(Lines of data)

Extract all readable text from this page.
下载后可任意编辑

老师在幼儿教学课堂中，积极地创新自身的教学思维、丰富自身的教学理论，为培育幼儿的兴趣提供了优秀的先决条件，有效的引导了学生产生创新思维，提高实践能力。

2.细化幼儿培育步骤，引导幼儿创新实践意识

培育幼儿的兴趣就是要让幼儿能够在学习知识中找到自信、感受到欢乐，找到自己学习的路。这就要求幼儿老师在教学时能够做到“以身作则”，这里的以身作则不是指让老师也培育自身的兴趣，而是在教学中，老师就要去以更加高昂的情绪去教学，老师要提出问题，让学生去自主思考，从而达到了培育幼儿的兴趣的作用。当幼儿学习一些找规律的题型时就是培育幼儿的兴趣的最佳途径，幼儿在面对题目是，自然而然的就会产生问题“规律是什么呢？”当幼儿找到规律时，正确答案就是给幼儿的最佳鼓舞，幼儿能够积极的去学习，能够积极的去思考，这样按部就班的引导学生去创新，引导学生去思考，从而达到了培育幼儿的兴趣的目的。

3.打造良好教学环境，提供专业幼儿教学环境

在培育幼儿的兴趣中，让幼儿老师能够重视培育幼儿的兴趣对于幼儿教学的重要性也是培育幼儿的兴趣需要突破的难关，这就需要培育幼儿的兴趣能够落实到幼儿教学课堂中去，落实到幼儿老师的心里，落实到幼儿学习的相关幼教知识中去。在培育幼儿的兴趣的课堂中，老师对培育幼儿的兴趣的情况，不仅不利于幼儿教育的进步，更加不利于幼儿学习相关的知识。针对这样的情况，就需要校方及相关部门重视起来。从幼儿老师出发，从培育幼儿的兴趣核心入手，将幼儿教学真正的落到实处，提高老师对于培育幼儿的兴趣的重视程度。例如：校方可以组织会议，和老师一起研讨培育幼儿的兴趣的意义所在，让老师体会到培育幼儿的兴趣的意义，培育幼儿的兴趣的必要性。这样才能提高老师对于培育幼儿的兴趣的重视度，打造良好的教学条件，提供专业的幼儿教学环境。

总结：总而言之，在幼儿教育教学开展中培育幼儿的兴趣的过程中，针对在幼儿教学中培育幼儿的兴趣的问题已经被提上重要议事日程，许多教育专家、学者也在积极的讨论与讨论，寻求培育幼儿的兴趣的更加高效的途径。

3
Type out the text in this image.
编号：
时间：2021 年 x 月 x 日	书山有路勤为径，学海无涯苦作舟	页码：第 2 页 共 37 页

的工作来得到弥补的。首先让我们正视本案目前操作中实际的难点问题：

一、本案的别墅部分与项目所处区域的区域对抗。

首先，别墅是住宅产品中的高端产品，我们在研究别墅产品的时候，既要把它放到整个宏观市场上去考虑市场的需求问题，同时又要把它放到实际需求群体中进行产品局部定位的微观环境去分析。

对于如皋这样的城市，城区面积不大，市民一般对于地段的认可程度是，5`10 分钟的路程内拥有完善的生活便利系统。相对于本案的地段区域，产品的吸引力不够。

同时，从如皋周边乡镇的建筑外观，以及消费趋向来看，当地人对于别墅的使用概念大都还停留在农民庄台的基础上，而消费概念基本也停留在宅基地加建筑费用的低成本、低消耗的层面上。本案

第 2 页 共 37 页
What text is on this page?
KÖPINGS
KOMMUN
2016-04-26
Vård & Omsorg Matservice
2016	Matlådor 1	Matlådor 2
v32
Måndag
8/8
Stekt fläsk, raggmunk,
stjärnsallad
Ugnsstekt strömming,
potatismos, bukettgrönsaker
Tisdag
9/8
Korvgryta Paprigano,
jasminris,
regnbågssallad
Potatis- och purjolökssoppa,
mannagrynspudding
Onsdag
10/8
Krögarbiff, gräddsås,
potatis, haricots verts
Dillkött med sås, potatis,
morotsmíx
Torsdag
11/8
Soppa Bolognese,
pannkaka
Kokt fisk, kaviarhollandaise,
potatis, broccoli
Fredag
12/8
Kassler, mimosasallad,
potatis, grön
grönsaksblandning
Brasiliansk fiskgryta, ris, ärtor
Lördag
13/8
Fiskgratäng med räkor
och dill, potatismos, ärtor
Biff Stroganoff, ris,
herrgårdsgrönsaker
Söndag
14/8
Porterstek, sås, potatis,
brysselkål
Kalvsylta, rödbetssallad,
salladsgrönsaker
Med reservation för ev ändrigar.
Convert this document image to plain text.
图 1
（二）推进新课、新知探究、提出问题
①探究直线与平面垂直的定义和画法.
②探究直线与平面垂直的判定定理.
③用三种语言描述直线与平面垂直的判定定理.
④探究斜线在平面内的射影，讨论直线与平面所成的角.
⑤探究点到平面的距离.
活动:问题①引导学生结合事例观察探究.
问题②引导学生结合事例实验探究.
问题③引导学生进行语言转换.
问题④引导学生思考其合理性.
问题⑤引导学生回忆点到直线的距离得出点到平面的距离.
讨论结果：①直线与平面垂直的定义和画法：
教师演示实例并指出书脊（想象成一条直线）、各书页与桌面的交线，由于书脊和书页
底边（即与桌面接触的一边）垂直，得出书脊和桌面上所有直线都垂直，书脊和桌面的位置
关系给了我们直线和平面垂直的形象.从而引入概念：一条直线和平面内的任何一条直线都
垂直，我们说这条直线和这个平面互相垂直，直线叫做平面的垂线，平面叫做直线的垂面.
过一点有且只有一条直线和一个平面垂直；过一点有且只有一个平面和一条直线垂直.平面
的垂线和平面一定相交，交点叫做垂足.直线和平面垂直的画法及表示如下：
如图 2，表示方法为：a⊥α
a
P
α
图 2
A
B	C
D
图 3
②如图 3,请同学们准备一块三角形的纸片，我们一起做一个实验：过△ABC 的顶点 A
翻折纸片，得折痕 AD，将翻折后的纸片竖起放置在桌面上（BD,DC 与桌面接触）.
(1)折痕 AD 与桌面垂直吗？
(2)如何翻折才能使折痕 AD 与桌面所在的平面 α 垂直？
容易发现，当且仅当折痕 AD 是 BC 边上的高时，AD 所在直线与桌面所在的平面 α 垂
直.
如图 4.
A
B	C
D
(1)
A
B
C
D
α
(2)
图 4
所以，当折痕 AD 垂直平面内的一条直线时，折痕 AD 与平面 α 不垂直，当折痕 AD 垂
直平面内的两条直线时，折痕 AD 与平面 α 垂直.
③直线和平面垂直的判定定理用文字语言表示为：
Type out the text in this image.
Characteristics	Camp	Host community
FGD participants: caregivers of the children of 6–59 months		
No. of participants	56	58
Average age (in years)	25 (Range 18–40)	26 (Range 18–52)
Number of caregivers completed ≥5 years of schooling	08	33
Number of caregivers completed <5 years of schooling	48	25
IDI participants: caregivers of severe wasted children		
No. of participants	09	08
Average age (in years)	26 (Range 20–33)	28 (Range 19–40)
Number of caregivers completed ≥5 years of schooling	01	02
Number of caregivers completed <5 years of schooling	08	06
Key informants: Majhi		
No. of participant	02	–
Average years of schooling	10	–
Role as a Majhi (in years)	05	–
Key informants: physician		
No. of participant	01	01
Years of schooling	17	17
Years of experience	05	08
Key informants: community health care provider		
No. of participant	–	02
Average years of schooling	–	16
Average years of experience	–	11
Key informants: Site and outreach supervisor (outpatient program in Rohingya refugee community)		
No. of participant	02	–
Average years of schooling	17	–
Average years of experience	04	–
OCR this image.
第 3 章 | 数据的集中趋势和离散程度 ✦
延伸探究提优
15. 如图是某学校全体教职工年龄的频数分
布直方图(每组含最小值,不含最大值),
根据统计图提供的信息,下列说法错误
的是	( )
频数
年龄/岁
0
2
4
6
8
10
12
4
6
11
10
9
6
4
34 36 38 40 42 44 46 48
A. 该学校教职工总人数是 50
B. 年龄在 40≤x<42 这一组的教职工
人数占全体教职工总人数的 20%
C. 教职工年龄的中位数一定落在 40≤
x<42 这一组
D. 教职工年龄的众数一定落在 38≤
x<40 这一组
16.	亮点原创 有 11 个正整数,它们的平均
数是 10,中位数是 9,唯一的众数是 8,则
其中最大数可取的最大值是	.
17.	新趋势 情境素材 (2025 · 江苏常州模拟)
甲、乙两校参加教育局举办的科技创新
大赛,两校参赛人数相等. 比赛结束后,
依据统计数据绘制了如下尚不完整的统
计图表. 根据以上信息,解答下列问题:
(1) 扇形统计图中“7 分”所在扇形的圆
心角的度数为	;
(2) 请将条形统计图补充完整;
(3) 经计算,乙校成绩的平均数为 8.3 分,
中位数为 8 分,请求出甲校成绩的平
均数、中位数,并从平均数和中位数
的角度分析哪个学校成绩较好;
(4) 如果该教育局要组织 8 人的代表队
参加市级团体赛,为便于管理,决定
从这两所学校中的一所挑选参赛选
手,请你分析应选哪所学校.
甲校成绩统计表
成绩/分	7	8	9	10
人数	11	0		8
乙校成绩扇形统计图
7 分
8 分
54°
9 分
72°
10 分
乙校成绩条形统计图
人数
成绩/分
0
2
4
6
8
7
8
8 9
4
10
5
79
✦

> _TASK TO COMPLETE_:
Exactly as written, give the line containing "OCR this image." and all remaining lines of the records.

> _OUTPUT_:
OCR this image.
第 3 章 | 数据的集中趋势和离散程度 ✦
延伸探究提优
15. 如图是某学校全体教职工年龄的频数分
布直方图(每组含最小值,不含最大值),
根据统计图提供的信息,下列说法错误
的是	( )
频数
年龄/岁
0
2
4
6
8
10
12
4
6
11
10
9
6
4
34 36 38 40 42 44 46 48
A. 该学校教职工总人数是 50
B. 年龄在 40≤x<42 这一组的教职工
人数占全体教职工总人数的 20%
C. 教职工年龄的中位数一定落在 40≤
x<42 这一组
D. 教职工年龄的众数一定落在 38≤
x<40 这一组
16.	亮点原创 有 11 个正整数,它们的平均
数是 10,中位数是 9,唯一的众数是 8,则
其中最大数可取的最大值是	.
17.	新趋势 情境素材 (2025 · 江苏常州模拟)
甲、乙两校参加教育局举办的科技创新
大赛,两校参赛人数相等. 比赛结束后,
依据统计数据绘制了如下尚不完整的统
计图表. 根据以上信息,解答下列问题:
(1) 扇形统计图中“7 分”所在扇形的圆
心角的度数为	;
(2) 请将条形统计图补充完整;
(3) 经计算,乙校成绩的平均数为 8.3 分,
中位数为 8 分,请求出甲校成绩的平
均数、中位数,并从平均数和中位数
的角度分析哪个学校成绩较好;
(4) 如果该教育局要组织 8 人的代表队
参加市级团体赛,为便于管理,决定
从这两所学校中的一所挑选参赛选
手,请你分析应选哪所学校.
甲校成绩统计表
成绩/分	7	8	9	10
人数	11	0		8
乙校成绩扇形统计图
7 分
8 分
54°
9 分
72°
10 分
乙校成绩条形统计图
人数
成绩/分
0
2
4
6
8
7
8
8 9
4
10
5
79
✦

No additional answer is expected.